» TRECHO SELECIONADO:
Helter Skelter – A canção que Charles Manson roubou dos Beatles

Estadão

01 de setembro de 2012 | 23h04

Paulo Severo da costa

Em nove de agosto de 1969, a casa do cineasta ROMAN POLANSKI foi invadida por um grupo pseudo-religioso de fanáticos conhecidos como Família Manson, resultando no espancamento e assassinato de seus ocupantes, entre eles a esposa do diretor, a atriz SHARON TATE.

 O grupo, liderado por CHARLES MANSON, atacou novamente na noite seguinte, matando o casal LENO e ROSEMARY LA BIANCA, escrevendo nas paredes, com o sangue das vítimas, as frases “morte aos porcos” e “Helter Skelter”, título de uma canção dos BEATLES lançada em novembro do ano anterior. 

O caso acabou tomando proporções tão gigantescas que a frase “a canção que Charles Manson roubou dos Beatles” acabou sendo imediatamente identificada, e o simbolismo da ocorrência, juntamente com os acontecimentos do show de Altamont dos STONES, são utilizados por vários historiógrafos como o fim da era flower-power e, o duro início dos anos setenta, marcados por recessões econômicas, consumo voraz de drogas pesadas e a mudança nos rumos sonoros do rock n´roll. 

“Helter Skelter”, lançada no chamado “Àlbum Branco “- que a exemplo do “Álbum Preto” do METALLICA não tem nome e ficaram assim conhecidos – foi acusada de conter mensagens subliminares – e toda espécie de cretinice esperada pela bancada de oposição ao rock n´roll. MANSON, no alto de sua insanidade, declarou que havia entendido o recado da banda de Liverpool – segundo ele, a letra continha a conclamação de uma guerra racial necessária e iminente.

Charles Manson em 1969

 Pirações a parte, a canção foi desenvolvida a partir de uma crítica feita por CHRIS WELCH na revista Melody Maker a respeito de “I Can See for Miles”, em que, entre várias menções elogiosas, disse que a faixa do THE WHO era o “rock n´roll mais alto e rouco, a coisa mais sórdida que já tinham feito”.

(Dados de previsão de caixas delimitadoras)
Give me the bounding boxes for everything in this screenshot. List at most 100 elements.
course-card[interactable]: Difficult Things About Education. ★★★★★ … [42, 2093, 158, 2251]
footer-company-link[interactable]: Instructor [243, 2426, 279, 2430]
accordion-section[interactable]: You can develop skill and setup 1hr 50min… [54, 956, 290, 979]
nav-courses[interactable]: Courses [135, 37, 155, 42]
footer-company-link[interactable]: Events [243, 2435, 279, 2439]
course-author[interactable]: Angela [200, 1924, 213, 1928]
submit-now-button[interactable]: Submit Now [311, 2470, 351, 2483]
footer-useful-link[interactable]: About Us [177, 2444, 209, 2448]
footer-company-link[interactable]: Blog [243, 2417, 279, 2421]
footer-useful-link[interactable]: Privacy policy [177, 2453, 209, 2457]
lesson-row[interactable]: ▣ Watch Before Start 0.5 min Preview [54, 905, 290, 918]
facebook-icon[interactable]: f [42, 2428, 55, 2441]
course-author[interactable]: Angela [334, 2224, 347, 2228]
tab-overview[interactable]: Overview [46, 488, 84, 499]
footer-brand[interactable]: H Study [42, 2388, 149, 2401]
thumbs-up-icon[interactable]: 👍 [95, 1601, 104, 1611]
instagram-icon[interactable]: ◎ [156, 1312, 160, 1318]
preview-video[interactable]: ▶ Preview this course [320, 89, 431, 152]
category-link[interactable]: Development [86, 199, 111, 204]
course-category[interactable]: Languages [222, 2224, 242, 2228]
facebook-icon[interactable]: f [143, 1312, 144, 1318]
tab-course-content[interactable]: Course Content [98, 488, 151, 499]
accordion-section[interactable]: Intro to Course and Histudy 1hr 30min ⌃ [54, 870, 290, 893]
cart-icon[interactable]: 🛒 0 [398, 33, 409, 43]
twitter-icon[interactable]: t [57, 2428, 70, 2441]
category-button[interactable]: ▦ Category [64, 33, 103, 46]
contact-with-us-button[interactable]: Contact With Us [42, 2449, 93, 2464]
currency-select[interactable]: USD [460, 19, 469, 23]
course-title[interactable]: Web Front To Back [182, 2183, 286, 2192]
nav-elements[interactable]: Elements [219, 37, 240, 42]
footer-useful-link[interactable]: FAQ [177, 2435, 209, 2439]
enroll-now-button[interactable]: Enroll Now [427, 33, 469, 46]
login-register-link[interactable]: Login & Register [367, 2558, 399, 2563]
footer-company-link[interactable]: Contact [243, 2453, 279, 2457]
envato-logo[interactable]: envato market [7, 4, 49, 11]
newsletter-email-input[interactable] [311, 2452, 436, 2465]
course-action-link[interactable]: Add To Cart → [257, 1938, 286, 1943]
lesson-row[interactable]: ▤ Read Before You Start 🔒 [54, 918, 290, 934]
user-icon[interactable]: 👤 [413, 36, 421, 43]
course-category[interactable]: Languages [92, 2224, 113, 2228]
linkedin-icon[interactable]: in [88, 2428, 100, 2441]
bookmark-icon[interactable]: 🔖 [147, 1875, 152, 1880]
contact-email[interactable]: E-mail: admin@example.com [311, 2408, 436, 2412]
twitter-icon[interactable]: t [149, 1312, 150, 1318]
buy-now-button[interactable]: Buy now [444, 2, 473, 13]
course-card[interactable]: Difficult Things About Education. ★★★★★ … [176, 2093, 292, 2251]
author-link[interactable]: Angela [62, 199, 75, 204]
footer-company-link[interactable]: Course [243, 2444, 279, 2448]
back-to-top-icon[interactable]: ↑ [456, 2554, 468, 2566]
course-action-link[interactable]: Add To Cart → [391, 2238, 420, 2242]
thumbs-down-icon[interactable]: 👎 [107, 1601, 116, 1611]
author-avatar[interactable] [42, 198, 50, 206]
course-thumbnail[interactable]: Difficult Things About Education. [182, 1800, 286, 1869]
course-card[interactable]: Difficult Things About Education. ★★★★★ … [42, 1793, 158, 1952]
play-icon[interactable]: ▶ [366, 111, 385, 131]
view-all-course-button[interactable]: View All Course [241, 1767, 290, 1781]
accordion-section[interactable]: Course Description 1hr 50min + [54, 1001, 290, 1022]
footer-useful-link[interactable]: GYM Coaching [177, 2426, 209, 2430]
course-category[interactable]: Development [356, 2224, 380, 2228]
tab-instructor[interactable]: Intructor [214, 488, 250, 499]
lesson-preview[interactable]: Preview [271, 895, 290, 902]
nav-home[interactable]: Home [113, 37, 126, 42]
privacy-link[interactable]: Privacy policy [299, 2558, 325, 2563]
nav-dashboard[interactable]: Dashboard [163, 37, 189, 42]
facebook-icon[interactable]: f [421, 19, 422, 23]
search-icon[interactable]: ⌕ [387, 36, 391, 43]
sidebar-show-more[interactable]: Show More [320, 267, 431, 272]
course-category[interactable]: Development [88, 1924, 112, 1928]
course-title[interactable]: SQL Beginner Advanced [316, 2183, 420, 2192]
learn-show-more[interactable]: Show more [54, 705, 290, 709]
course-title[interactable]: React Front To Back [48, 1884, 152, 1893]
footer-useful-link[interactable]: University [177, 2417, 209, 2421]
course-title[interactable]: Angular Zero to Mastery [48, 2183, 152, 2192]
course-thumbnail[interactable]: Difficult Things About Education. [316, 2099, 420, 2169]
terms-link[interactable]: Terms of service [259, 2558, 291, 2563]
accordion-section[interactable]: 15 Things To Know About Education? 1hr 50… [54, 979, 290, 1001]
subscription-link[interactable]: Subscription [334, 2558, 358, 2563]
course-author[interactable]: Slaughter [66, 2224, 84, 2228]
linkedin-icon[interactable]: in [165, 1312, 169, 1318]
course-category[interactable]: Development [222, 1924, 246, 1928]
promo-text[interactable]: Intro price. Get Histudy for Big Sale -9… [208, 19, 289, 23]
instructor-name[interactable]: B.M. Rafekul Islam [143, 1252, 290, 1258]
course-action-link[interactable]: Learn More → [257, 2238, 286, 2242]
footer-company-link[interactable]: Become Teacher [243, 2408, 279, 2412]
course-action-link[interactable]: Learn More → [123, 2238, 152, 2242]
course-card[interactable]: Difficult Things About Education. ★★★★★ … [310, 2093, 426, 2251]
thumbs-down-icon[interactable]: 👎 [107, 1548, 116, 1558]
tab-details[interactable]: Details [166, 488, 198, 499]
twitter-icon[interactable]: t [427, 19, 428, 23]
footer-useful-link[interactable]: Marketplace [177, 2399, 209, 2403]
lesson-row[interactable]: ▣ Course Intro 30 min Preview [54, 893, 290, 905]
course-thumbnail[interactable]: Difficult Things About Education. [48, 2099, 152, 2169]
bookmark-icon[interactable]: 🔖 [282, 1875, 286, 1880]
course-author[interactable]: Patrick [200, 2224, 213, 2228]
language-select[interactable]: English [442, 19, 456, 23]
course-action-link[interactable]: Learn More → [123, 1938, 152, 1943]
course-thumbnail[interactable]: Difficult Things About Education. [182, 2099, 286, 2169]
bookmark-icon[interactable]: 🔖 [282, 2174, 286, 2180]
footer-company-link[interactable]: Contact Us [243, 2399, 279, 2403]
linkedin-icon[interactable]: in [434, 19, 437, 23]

» QUESTÃO 1: De acordo com o trecho selecionado, em que data a casa de Roman Polanski foi invadida pela Família Manson?
» QUESTÃO 2: Duplique o trecho selecionado de "01 de setembro" até "do ano anterior.", inclusive.

» RESPOSTA 1: Em 9 de agosto de 1969.

» RESPOSTA 2:
01 de setembro de 2012 | 23h04

Paulo Severo da costa

Em nove de agosto de 1969, a casa do cineasta ROMAN POLANSKI foi invadida por um grupo pseudo-religioso de fanáticos conhecidos como Família Manson, resultando no espancamento e assassinato de seus ocupantes, entre eles a esposa do diretor, a atriz SHARON TATE.

 O grupo, liderado por CHARLES MANSON, atacou novamente na noite seguinte, matando o casal LENO e ROSEMARY LA BIANCA, escrevendo nas paredes, com o sangue das vítimas, as frases “morte aos porcos” e “Helter Skelter”, título de uma canção dos BEATLES lançada em novembro do ano anterior.